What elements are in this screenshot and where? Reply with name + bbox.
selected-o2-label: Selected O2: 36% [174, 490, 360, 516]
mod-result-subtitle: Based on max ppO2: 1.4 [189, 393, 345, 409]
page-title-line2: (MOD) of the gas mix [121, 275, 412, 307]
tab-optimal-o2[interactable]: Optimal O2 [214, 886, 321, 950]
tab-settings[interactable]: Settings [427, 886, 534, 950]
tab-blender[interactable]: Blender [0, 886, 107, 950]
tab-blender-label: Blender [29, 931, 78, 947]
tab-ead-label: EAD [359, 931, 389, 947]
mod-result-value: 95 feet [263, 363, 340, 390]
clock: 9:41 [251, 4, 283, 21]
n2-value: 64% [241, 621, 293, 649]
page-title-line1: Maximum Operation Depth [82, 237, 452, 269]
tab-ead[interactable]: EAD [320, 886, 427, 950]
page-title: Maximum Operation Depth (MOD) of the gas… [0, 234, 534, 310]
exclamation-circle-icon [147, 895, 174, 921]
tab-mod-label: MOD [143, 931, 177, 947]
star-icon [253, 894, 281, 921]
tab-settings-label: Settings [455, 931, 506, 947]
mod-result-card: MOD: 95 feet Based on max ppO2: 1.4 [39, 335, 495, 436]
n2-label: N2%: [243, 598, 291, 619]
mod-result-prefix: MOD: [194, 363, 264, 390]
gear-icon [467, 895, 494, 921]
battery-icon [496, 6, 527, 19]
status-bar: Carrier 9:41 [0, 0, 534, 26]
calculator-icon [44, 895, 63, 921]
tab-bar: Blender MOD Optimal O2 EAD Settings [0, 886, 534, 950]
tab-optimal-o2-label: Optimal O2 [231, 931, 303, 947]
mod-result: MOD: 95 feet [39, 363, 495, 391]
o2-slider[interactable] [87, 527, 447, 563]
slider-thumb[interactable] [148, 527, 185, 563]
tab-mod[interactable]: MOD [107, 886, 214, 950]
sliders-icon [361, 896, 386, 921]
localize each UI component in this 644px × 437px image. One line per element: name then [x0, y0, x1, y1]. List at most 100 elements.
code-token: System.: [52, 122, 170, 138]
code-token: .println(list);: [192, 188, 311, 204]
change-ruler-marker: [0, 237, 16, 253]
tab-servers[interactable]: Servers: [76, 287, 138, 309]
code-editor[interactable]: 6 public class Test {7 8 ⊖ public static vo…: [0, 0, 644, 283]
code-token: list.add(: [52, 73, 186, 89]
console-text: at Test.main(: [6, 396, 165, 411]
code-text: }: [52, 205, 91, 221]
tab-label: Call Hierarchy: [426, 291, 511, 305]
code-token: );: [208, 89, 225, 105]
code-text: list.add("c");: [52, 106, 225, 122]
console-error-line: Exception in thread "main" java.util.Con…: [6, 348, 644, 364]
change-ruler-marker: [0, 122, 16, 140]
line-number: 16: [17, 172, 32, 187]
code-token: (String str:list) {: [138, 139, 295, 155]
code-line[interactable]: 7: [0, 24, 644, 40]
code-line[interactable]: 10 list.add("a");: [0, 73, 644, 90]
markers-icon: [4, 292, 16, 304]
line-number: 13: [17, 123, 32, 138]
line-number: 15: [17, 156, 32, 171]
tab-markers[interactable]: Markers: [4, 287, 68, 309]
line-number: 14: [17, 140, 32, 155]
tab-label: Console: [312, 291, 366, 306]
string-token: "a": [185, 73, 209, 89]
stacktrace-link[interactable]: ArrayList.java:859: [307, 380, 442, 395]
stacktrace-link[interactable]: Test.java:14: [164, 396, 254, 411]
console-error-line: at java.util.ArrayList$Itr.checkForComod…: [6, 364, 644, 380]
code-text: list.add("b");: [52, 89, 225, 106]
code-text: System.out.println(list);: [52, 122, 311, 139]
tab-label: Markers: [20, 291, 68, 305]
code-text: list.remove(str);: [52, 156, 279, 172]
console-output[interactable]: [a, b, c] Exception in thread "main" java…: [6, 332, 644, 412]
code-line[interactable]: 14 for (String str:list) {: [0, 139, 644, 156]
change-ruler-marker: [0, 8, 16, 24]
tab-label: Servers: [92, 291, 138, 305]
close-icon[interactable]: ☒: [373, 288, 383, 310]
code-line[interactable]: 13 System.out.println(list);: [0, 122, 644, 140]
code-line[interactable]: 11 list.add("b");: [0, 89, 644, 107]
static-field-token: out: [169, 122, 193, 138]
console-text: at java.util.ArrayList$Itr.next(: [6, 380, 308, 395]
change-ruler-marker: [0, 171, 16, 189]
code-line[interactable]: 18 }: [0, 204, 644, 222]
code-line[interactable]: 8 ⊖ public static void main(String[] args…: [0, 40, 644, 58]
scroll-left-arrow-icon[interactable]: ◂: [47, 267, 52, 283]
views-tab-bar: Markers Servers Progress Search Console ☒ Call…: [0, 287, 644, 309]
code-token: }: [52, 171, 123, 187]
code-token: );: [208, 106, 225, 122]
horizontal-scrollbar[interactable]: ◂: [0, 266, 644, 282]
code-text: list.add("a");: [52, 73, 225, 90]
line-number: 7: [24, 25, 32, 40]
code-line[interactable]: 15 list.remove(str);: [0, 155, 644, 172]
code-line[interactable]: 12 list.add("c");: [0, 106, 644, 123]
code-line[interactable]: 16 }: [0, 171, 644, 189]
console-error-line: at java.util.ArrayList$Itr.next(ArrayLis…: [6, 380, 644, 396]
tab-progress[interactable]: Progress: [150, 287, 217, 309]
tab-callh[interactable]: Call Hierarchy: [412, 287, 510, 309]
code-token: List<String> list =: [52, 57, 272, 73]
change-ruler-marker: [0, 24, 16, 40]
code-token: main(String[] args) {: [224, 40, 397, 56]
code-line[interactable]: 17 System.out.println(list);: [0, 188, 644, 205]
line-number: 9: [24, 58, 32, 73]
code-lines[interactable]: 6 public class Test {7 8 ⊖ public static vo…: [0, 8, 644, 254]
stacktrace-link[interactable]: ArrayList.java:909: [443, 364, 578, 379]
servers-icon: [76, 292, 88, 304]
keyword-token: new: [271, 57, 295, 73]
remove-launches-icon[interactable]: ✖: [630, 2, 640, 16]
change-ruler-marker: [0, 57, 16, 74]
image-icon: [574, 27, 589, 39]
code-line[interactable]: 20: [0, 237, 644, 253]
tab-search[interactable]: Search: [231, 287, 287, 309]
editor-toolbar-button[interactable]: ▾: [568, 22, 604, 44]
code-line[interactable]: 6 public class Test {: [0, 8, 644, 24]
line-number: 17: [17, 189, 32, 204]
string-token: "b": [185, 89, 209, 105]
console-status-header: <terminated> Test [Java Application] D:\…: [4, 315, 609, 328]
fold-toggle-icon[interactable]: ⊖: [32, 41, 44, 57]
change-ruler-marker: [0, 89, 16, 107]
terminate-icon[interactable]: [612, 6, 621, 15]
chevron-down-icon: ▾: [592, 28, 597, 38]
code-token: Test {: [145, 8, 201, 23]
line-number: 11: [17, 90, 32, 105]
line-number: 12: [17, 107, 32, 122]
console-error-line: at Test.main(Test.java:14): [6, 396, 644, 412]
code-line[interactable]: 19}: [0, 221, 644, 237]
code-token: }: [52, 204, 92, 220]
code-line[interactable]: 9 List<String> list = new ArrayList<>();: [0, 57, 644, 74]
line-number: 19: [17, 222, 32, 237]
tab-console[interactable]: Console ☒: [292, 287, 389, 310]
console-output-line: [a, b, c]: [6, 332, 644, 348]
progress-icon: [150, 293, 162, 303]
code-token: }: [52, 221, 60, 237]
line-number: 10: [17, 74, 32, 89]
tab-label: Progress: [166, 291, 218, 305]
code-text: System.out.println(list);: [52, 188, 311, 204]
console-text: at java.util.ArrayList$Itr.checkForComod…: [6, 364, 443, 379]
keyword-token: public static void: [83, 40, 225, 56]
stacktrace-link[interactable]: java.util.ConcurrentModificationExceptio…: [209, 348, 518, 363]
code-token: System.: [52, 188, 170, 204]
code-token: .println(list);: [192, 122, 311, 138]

*TASK OBJECTIVE:*
Output as a JSON list of strings, one per line, the data from the first line through the line containing "tab-mod-label: MOD [143, 931, 177, 947]", both included and blank lines omitted.

*EXERCISE OUTPUT:*
[
  "What elements are in this screenshot and where? Reply with name + bbox.",
  "selected-o2-label: Selected O2: 36% [174, 490, 360, 516]",
  "mod-result-subtitle: Based on max ppO2: 1.4 [189, 393, 345, 409]",
  "page-title-line2: (MOD) of the gas mix [121, 275, 412, 307]",
  "tab-optimal-o2[interactable]: Optimal O2 [214, 886, 321, 950]",
  "tab-settings[interactable]: Settings [427, 886, 534, 950]",
  "tab-blender[interactable]: Blender [0, 886, 107, 950]",
  "tab-blender-label: Blender [29, 931, 78, 947]",
  "tab-ead-label: EAD [359, 931, 389, 947]",
  "mod-result-value: 95 feet [263, 363, 340, 390]",
  "clock: 9:41 [251, 4, 283, 21]",
  "n2-value: 64% [241, 621, 293, 649]",
  "page-title-line1: Maximum Operation Depth [82, 237, 452, 269]",
  "tab-ead[interactable]: EAD [320, 886, 427, 950]",
  "page-title: Maximum Operation Depth (MOD) of the gas… [0, 234, 534, 310]",
  "exclamation-circle-icon [147, 895, 174, 921]",
  "tab-mod-label: MOD [143, 931, 177, 947]"
]